— begin —

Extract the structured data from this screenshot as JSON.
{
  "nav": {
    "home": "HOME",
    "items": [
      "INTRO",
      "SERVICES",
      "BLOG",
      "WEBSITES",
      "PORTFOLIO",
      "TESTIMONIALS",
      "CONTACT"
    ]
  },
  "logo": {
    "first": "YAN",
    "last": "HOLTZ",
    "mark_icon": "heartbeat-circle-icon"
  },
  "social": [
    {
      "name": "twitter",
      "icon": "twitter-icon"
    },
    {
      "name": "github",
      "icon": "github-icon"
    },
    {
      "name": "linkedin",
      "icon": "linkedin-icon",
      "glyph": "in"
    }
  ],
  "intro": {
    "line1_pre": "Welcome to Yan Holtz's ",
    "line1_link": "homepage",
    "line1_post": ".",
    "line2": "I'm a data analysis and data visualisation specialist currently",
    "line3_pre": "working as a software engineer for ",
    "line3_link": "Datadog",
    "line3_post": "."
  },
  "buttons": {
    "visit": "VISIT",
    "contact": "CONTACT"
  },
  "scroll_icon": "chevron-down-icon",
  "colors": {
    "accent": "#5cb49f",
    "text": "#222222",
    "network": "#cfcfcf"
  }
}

— end —

Aim of the task: From the listing above, reproduce all the lines exactly.

The answer:
Extract the structured data from this screenshot as JSON.
{
  "nav": {
    "home": "HOME",
    "items": [
      "INTRO",
      "SERVICES",
      "BLOG",
      "WEBSITES",
      "PORTFOLIO",
      "TESTIMONIALS",
      "CONTACT"
    ]
  },
  "logo": {
    "first": "YAN",
    "last": "HOLTZ",
    "mark_icon": "heartbeat-circle-icon"
  },
  "social": [
    {
      "name": "twitter",
      "icon": "twitter-icon"
    },
    {
      "name": "github",
      "icon": "github-icon"
    },
    {
      "name": "linkedin",
      "icon": "linkedin-icon",
      "glyph": "in"
    }
  ],
  "intro": {
    "line1_pre": "Welcome to Yan Holtz's ",
    "line1_link": "homepage",
    "line1_post": ".",
    "line2": "I'm a data analysis and data visualisation specialist currently",
    "line3_pre": "working as a software engineer for ",
    "line3_link": "Datadog",
    "line3_post": "."
  },
  "buttons": {
    "visit": "VISIT",
    "contact": "CONTACT"
  },
  "scroll_icon": "chevron-down-icon",
  "colors": {
    "accent": "#5cb49f",
    "text": "#222222",
    "network": "#cfcfcf"
  }
}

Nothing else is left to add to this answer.